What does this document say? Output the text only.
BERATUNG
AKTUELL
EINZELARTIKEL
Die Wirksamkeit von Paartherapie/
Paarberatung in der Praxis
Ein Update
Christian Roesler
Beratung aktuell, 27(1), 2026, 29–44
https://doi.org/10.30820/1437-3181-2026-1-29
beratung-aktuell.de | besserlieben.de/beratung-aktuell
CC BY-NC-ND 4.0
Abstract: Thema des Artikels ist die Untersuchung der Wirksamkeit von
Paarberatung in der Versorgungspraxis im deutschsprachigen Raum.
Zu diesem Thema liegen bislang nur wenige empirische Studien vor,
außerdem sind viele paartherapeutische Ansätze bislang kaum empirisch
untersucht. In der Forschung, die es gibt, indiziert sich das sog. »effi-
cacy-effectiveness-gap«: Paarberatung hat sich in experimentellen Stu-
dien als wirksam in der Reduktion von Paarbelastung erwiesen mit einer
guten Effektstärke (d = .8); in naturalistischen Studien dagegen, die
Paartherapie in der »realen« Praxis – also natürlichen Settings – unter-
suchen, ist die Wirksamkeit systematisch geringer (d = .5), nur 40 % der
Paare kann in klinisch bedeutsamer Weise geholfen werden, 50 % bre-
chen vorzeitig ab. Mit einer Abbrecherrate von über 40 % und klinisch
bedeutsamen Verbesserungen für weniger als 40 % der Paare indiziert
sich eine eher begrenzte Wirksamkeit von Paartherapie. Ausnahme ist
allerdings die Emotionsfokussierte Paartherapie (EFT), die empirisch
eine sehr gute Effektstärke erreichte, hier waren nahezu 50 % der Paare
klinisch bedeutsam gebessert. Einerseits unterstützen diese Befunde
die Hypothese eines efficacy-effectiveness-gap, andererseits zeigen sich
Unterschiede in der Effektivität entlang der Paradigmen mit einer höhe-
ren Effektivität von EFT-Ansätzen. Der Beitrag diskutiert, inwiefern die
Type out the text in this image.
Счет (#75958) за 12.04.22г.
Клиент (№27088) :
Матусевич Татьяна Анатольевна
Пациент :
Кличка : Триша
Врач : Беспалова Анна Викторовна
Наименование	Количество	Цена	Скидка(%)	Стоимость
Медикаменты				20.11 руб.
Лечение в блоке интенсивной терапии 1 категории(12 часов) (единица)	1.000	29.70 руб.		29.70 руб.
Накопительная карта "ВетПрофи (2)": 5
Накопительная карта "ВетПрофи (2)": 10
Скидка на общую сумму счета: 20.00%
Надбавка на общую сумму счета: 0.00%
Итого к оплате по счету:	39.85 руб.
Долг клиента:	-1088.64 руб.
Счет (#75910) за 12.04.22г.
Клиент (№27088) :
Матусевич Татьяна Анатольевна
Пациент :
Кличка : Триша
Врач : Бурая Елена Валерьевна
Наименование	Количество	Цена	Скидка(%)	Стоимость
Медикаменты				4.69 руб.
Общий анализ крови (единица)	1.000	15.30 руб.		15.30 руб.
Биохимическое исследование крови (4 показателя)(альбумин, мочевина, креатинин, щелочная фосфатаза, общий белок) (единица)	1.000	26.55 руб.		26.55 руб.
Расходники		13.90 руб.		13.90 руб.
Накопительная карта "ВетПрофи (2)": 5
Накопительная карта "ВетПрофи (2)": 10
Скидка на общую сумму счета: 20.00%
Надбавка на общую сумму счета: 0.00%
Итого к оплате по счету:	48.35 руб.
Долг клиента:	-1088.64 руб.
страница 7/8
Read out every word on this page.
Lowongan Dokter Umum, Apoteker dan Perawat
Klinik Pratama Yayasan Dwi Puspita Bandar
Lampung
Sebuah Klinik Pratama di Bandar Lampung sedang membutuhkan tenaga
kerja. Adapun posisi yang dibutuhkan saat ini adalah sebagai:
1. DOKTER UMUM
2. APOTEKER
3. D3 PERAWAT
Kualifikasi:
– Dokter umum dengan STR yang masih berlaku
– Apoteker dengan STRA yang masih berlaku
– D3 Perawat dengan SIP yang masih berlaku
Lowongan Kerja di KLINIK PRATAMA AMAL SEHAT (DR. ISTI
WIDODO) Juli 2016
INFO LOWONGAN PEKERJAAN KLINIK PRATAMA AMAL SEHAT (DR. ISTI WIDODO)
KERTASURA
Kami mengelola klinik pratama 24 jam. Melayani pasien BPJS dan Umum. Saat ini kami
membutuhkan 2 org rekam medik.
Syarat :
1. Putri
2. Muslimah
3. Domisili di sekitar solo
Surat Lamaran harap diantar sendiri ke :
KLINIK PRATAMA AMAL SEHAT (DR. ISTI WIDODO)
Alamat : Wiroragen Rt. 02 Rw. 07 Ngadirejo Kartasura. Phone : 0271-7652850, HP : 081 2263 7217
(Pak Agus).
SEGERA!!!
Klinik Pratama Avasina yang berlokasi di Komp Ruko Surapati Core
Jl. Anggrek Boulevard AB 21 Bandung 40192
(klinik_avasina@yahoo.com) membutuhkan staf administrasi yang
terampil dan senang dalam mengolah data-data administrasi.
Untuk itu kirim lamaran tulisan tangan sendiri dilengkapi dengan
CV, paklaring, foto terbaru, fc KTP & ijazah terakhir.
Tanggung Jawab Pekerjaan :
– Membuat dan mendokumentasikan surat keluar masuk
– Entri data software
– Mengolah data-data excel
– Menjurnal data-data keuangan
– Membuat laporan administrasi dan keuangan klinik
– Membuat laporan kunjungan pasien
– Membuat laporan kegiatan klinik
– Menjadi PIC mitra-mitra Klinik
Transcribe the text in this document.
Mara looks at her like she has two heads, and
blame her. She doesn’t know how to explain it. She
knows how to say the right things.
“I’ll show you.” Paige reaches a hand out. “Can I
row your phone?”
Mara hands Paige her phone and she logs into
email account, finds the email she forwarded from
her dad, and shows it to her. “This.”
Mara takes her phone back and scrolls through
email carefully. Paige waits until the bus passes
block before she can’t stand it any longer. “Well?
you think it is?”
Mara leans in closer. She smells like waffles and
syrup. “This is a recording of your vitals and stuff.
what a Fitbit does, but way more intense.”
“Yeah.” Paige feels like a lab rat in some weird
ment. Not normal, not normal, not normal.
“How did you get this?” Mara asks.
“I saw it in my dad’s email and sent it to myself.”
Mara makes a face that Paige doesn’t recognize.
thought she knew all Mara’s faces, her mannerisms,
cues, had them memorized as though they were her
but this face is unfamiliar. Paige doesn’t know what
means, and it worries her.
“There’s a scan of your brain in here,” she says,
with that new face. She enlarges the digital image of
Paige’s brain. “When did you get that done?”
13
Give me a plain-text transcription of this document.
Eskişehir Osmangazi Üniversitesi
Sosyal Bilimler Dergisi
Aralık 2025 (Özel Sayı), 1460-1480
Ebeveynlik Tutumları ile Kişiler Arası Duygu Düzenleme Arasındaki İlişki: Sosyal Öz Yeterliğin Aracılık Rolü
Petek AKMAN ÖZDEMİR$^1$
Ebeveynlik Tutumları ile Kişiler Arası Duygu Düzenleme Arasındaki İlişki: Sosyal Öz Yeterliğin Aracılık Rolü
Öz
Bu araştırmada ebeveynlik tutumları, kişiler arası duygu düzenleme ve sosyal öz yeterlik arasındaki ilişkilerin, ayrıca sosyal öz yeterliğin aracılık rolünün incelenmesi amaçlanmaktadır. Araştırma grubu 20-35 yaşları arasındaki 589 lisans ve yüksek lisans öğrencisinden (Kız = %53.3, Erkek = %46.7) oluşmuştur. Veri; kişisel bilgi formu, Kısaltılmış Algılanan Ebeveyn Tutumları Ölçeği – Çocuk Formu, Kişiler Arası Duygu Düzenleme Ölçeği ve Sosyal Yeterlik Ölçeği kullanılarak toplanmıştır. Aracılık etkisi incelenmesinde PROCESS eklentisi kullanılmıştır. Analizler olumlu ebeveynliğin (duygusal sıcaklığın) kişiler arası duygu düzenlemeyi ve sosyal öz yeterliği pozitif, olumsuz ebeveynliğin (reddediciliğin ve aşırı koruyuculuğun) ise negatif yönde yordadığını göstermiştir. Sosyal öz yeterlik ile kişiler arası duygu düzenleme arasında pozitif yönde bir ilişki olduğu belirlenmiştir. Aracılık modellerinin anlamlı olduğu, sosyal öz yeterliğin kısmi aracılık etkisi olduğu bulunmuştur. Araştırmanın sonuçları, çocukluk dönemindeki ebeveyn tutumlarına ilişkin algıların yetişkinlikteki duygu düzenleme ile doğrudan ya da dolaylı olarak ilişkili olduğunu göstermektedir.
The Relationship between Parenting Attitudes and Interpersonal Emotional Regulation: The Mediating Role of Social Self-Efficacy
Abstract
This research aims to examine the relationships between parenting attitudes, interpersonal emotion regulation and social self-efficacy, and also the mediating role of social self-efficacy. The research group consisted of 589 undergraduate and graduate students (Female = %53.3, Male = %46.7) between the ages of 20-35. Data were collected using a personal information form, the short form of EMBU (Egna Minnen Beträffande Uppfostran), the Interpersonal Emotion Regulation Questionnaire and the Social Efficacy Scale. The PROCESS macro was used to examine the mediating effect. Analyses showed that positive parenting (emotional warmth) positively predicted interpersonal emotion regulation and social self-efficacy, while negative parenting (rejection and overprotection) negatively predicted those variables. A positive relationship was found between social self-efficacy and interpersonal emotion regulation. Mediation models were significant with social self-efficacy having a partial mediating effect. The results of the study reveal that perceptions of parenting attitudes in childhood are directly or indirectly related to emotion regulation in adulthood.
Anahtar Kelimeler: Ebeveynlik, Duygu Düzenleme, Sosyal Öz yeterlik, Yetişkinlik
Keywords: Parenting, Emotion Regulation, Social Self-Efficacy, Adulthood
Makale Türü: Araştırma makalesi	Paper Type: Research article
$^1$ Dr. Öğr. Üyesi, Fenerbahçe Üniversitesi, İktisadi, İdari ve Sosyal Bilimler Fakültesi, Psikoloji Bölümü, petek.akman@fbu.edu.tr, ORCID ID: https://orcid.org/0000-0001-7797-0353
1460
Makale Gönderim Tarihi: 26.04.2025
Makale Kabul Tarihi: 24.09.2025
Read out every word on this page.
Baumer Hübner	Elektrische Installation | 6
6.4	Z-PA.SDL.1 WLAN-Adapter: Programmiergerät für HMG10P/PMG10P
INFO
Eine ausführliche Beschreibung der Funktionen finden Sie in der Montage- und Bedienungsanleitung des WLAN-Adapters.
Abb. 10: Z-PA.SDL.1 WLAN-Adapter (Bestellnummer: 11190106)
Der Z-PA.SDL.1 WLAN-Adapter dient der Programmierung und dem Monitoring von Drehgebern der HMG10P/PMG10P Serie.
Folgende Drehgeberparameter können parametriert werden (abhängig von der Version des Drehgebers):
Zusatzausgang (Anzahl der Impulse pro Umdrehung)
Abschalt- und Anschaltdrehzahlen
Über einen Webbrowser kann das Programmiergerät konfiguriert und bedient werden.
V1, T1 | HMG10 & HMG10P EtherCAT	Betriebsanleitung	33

§ **PROBLEM TO SOLVE**: Pull every line containing "Üniversitesi" out of the data above.

§ **COMPLETE OUTPUT**:
Eskişehir Osmangazi Üniversitesi
$^1$ Dr. Öğr. Üyesi, Fenerbahçe Üniversitesi, İktisadi, İdari ve Sosyal Bilimler Fakültesi, Psikoloji Bölümü, petek.akman@fbu.edu.tr, ORCID ID: https://orcid.org/0000-0001-7797-0353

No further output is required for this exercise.